**TASK PROMPT**
Transcribe the material in full. Nothing should differ except that the pictures are left out.
——————
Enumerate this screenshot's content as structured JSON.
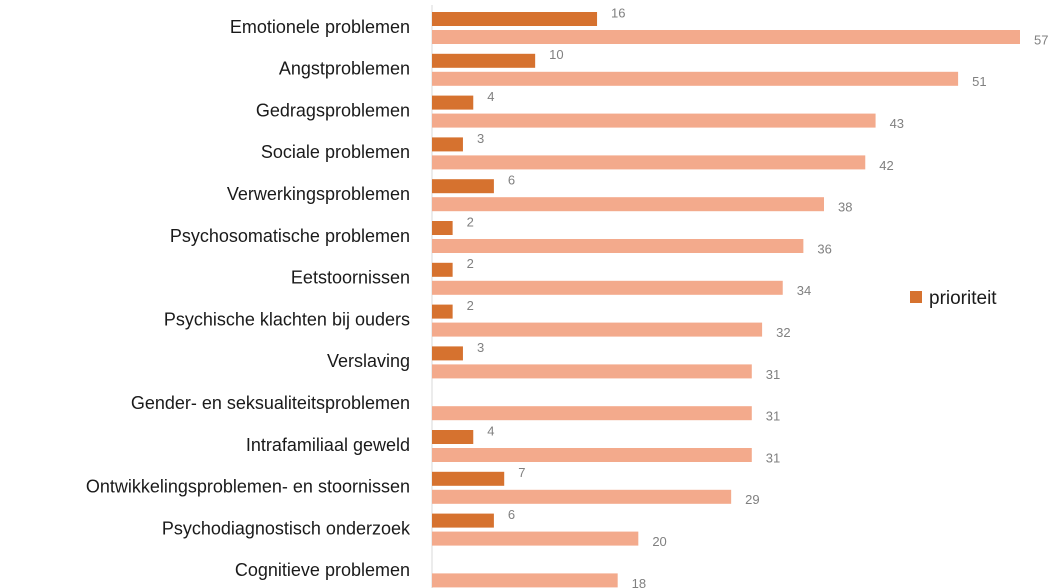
{
  "chart_data": {
    "type": "bar",
    "orientation": "horizontal",
    "categories": [
      "Emotionele problemen",
      "Angstproblemen",
      "Gedragsproblemen",
      "Sociale problemen",
      "Verwerkingsproblemen",
      "Psychosomatische problemen",
      "Eetstoornissen",
      "Psychische klachten bij ouders",
      "Verslaving",
      "Gender- en seksualiteitsproblemen",
      "Intrafamiliaal geweld",
      "Ontwikkelingsproblemen- en stoornissen",
      "Psychodiagnostisch onderzoek",
      "Cognitieve problemen"
    ],
    "series": [
      {
        "name": "prioriteit",
        "color": "#d6722f",
        "values": [
          16,
          10,
          4,
          3,
          6,
          2,
          2,
          2,
          3,
          null,
          4,
          7,
          6,
          null
        ]
      },
      {
        "color": "#f3aa8c",
        "values": [
          57,
          51,
          43,
          42,
          38,
          36,
          34,
          32,
          31,
          31,
          31,
          29,
          20,
          18
        ]
      }
    ],
    "legend": "right"
  }
}
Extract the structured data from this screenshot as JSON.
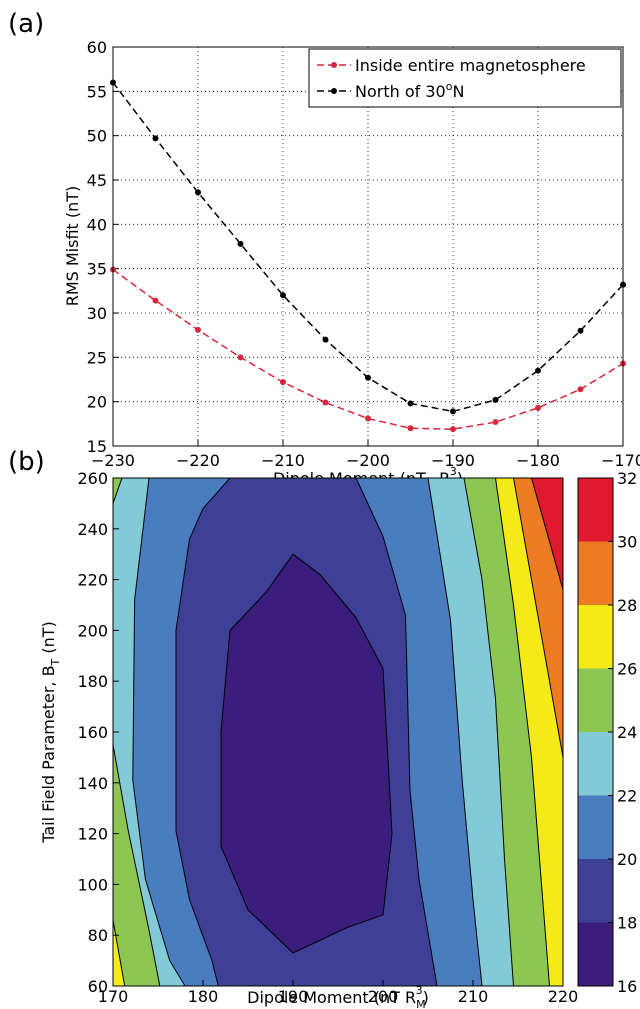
——————
**RESPONSE TO THIS TASK**
Enumerate this screenshot's content as structured JSON.
{
  "chart_data": {
    "type": "bar",
    "orientation": "horizontal",
    "categories": [
      "Emotionele problemen",
      "Angstproblemen",
      "Gedragsproblemen",
      "Sociale problemen",
      "Verwerkingsproblemen",
      "Psychosomatische problemen",
      "Eetstoornissen",
      "Psychische klachten bij ouders",
      "Verslaving",
      "Gender- en seksualiteitsproblemen",
      "Intrafamiliaal geweld",
      "Ontwikkelingsproblemen- en stoornissen",
      "Psychodiagnostisch onderzoek",
      "Cognitieve problemen"
    ],
    "series": [
      {
        "name": "prioriteit",
        "color": "#d6722f",
        "values": [
          16,
          10,
          4,
          3,
          6,
          2,
          2,
          2,
          3,
          null,
          4,
          7,
          6,
          null
        ]
      },
      {
        "color": "#f3aa8c",
        "values": [
          57,
          51,
          43,
          42,
          38,
          36,
          34,
          32,
          31,
          31,
          31,
          29,
          20,
          18
        ]
      }
    ],
    "legend": "right"
  }
}
Extract the structured data from this screenshot as JSON.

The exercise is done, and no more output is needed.